## start Excerpted data

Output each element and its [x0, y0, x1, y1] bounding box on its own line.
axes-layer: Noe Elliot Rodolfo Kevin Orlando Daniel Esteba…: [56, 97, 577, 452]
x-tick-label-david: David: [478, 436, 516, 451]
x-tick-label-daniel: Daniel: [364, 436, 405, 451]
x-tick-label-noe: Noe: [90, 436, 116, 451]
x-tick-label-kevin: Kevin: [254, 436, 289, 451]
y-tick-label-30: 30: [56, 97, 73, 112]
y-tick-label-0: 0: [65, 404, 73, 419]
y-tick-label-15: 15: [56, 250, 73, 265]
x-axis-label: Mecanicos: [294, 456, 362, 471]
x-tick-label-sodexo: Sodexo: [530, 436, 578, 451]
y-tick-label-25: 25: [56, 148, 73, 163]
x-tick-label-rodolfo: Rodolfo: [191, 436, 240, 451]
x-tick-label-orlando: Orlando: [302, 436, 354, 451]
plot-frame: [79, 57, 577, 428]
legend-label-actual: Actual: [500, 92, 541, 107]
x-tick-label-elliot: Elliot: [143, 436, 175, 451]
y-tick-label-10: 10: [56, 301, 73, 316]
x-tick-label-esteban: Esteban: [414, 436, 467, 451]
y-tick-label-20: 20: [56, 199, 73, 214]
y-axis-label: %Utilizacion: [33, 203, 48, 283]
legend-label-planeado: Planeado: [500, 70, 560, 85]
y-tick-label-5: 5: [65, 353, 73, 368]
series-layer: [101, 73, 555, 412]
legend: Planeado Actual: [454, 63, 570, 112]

## end Excerpted data

_Directive_. Reproduce every line of the item above verbatim, in the same order.

_Expected answer_.
Output each element and its [x0, y0, x1, y1] bounding box on its own line.
axes-layer: Noe Elliot Rodolfo Kevin Orlando Daniel Esteba…: [56, 97, 577, 452]
x-tick-label-david: David: [478, 436, 516, 451]
x-tick-label-daniel: Daniel: [364, 436, 405, 451]
x-tick-label-noe: Noe: [90, 436, 116, 451]
x-tick-label-kevin: Kevin: [254, 436, 289, 451]
y-tick-label-30: 30: [56, 97, 73, 112]
y-tick-label-0: 0: [65, 404, 73, 419]
y-tick-label-15: 15: [56, 250, 73, 265]
x-axis-label: Mecanicos: [294, 456, 362, 471]
x-tick-label-sodexo: Sodexo: [530, 436, 578, 451]
y-tick-label-25: 25: [56, 148, 73, 163]
x-tick-label-rodolfo: Rodolfo: [191, 436, 240, 451]
x-tick-label-orlando: Orlando: [302, 436, 354, 451]
plot-frame: [79, 57, 577, 428]
legend-label-actual: Actual: [500, 92, 541, 107]
x-tick-label-elliot: Elliot: [143, 436, 175, 451]
y-tick-label-10: 10: [56, 301, 73, 316]
x-tick-label-esteban: Esteban: [414, 436, 467, 451]
y-tick-label-20: 20: [56, 199, 73, 214]
y-axis-label: %Utilizacion: [33, 203, 48, 283]
legend-label-planeado: Planeado: [500, 70, 560, 85]
y-tick-label-5: 5: [65, 353, 73, 368]
series-layer: [101, 73, 555, 412]
legend: Planeado Actual: [454, 63, 570, 112]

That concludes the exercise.